Items from a dataset:
--
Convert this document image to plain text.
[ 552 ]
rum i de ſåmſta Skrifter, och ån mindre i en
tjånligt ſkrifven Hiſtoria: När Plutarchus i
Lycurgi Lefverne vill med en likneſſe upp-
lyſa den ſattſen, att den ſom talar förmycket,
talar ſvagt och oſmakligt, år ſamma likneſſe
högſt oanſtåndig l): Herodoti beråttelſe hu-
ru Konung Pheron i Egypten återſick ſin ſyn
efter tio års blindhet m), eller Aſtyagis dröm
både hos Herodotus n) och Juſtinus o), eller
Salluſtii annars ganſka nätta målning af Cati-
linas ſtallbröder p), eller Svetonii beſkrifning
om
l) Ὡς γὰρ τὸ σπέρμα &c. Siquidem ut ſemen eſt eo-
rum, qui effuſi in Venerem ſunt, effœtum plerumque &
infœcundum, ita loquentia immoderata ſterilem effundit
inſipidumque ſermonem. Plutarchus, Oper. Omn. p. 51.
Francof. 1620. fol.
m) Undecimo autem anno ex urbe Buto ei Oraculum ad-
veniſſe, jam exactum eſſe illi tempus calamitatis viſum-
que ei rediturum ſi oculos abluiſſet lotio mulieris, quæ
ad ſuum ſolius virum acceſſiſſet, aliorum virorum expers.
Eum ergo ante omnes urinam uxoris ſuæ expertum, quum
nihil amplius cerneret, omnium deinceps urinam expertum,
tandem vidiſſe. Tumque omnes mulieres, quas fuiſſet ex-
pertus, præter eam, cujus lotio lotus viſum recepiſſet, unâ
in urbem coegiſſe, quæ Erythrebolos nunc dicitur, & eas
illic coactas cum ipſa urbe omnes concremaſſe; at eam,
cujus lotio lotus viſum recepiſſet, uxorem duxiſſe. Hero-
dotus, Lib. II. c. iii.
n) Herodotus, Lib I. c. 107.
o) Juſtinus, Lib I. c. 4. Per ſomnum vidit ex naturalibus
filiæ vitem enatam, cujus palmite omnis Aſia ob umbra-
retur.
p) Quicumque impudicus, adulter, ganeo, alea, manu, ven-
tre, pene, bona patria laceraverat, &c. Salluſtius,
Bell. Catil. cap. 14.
--
TASK INSTRUCTIONS
Reproduce every record, matching each line exactly.

RESPONSE TO THE TASK
Convert this document image to plain text.
[ 552 ]
rum i de ſåmſta Skrifter, och ån mindre i en
tjånligt ſkrifven Hiſtoria: När Plutarchus i
Lycurgi Lefverne vill med en likneſſe upp-
lyſa den ſattſen, att den ſom talar förmycket,
talar ſvagt och oſmakligt, år ſamma likneſſe
högſt oanſtåndig l): Herodoti beråttelſe hu-
ru Konung Pheron i Egypten återſick ſin ſyn
efter tio års blindhet m), eller Aſtyagis dröm
både hos Herodotus n) och Juſtinus o), eller
Salluſtii annars ganſka nätta målning af Cati-
linas ſtallbröder p), eller Svetonii beſkrifning
om
l) Ὡς γὰρ τὸ σπέρμα &c. Siquidem ut ſemen eſt eo-
rum, qui effuſi in Venerem ſunt, effœtum plerumque &
infœcundum, ita loquentia immoderata ſterilem effundit
inſipidumque ſermonem. Plutarchus, Oper. Omn. p. 51.
Francof. 1620. fol.
m) Undecimo autem anno ex urbe Buto ei Oraculum ad-
veniſſe, jam exactum eſſe illi tempus calamitatis viſum-
que ei rediturum ſi oculos abluiſſet lotio mulieris, quæ
ad ſuum ſolius virum acceſſiſſet, aliorum virorum expers.
Eum ergo ante omnes urinam uxoris ſuæ expertum, quum
nihil amplius cerneret, omnium deinceps urinam expertum,
tandem vidiſſe. Tumque omnes mulieres, quas fuiſſet ex-
pertus, præter eam, cujus lotio lotus viſum recepiſſet, unâ
in urbem coegiſſe, quæ Erythrebolos nunc dicitur, & eas
illic coactas cum ipſa urbe omnes concremaſſe; at eam,
cujus lotio lotus viſum recepiſſet, uxorem duxiſſe. Hero-
dotus, Lib. II. c. iii.
n) Herodotus, Lib I. c. 107.
o) Juſtinus, Lib I. c. 4. Per ſomnum vidit ex naturalibus
filiæ vitem enatam, cujus palmite omnis Aſia ob umbra-
retur.
p) Quicumque impudicus, adulter, ganeo, alea, manu, ven-
tre, pene, bona patria laceraverat, &c. Salluſtius,
Bell. Catil. cap. 14.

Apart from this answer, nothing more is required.